_STATED EXERCISE_.
Each line containing the word "pampanitikan" should be found and copied.

___

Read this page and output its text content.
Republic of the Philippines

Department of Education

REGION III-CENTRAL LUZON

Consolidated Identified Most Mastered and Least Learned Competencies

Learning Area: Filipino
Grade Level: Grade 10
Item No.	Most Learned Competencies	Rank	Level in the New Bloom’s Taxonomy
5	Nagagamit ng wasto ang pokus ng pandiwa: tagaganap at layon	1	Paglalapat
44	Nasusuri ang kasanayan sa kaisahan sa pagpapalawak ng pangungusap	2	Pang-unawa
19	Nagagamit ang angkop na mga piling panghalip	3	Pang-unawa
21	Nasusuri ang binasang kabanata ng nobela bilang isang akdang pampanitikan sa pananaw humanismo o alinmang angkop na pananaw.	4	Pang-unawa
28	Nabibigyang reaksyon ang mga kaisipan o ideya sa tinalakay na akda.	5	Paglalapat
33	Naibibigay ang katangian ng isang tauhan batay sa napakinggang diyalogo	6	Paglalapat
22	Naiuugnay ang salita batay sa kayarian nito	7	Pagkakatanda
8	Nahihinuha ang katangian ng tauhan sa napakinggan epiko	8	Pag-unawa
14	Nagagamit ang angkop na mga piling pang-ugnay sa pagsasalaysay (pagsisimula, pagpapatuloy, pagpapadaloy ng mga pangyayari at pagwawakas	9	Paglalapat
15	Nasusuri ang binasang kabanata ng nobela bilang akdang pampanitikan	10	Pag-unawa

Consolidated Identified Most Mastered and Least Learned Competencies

___

_REPLY TO THE TASK_.
21	Nasusuri ang binasang kabanata ng nobela bilang isang akdang pampanitikan sa pananaw humanismo o alinmang angkop na pananaw.	4	Pang-unawa
15	Nasusuri ang binasang kabanata ng nobela bilang akdang pampanitikan	10	Pag-unawa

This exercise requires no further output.